* _INSTRUCTIONS TO FOLLOW_
Filter the data for lines with the word "delivery", then copy every line so identified.

* _THE RECORDS_
****************

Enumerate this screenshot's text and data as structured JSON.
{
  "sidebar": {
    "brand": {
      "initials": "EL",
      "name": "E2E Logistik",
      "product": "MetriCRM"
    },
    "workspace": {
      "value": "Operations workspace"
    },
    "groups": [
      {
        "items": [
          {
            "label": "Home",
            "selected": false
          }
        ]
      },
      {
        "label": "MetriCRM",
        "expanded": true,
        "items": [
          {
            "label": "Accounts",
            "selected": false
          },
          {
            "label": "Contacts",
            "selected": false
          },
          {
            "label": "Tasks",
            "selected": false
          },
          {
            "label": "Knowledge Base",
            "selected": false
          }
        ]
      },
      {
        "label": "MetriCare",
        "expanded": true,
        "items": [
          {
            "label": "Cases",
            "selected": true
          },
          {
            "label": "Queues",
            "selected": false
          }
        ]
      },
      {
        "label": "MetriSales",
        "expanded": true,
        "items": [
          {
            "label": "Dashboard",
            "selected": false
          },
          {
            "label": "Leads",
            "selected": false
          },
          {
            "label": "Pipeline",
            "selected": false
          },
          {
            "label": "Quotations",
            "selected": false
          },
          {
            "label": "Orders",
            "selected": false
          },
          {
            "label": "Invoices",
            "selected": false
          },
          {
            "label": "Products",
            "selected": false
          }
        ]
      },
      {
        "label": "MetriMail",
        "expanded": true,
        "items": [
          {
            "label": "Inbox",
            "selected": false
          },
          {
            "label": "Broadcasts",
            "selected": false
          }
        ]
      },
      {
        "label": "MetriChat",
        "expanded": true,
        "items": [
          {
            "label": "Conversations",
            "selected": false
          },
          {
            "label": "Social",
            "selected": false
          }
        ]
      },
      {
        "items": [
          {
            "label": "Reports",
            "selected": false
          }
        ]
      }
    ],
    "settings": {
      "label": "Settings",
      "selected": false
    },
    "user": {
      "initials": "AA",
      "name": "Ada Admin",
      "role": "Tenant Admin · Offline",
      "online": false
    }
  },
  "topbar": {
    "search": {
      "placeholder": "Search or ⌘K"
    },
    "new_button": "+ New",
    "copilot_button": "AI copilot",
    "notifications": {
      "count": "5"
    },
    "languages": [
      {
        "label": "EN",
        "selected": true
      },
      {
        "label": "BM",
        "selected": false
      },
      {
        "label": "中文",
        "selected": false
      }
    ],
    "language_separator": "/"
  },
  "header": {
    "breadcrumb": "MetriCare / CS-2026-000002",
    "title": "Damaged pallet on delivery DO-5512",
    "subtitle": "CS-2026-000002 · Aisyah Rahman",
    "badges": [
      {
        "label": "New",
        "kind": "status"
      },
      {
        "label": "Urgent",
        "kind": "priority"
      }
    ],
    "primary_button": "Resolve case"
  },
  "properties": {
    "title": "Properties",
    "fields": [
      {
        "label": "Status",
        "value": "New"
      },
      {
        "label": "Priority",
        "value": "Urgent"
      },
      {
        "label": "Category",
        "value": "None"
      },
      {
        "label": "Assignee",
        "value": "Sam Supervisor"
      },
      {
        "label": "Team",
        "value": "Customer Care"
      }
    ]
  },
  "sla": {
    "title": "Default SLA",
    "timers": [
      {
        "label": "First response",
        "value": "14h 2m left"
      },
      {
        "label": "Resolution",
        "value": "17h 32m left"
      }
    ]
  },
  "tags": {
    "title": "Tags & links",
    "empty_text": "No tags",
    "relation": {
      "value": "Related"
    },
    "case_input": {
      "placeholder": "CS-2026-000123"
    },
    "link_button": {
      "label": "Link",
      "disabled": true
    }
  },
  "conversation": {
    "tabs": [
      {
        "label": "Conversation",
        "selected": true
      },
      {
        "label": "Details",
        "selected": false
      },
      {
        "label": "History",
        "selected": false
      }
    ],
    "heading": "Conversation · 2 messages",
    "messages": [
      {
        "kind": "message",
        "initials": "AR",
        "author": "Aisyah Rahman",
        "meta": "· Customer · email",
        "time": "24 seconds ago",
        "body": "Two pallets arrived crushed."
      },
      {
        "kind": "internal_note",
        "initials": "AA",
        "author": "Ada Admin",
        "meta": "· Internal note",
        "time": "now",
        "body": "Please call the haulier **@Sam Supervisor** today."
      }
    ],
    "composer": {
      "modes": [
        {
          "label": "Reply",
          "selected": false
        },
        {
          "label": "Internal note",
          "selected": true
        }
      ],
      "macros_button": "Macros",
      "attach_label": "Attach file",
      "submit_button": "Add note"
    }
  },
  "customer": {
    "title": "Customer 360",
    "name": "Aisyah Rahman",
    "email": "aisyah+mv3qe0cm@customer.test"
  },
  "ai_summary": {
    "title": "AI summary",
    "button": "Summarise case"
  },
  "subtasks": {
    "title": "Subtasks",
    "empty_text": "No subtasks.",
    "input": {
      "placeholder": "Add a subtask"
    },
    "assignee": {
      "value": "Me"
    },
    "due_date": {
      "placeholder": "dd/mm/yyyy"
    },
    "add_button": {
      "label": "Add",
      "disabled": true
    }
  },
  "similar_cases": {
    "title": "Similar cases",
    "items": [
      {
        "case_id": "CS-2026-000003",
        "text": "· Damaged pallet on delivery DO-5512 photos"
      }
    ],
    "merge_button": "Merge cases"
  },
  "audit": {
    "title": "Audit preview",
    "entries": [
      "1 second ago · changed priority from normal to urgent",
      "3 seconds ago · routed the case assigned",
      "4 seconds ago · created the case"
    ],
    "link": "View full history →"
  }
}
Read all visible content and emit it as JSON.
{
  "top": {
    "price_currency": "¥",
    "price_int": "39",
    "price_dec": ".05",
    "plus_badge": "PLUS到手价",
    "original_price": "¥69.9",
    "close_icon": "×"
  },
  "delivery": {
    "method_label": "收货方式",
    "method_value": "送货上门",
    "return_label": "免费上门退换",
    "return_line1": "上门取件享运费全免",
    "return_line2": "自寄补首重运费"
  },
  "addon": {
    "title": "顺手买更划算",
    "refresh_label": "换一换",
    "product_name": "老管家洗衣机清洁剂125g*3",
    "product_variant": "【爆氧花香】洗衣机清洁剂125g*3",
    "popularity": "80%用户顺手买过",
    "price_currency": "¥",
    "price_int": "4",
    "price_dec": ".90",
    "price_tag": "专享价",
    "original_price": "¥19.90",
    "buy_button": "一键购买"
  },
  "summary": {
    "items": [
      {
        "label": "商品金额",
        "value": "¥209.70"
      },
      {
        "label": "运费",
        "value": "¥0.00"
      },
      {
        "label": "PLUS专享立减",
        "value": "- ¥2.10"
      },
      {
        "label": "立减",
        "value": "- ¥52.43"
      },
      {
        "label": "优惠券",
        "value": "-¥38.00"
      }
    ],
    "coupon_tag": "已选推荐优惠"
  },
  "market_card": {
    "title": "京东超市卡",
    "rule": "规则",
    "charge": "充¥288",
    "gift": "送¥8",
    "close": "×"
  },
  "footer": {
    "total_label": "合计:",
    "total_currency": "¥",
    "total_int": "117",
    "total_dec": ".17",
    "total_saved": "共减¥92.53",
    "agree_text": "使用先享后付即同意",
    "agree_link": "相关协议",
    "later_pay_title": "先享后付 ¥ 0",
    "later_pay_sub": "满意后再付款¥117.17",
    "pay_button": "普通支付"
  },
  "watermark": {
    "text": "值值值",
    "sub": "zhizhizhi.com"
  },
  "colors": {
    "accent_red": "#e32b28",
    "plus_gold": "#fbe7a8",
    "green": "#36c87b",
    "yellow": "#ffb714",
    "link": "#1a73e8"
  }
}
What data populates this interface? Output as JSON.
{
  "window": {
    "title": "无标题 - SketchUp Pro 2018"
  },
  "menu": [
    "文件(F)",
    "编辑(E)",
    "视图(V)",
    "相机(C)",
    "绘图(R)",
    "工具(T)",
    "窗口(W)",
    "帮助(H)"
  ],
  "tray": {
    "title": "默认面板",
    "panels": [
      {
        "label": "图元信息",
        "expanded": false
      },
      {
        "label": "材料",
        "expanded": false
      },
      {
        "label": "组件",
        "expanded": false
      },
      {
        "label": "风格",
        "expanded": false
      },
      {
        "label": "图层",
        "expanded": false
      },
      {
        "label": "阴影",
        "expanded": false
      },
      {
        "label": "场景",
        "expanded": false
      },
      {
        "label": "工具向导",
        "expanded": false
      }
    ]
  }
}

****************

* _FINISHED TASK_
    "title": "Damaged pallet on delivery DO-5512",
        "text": "· Damaged pallet on delivery DO-5512 photos"
  "delivery": {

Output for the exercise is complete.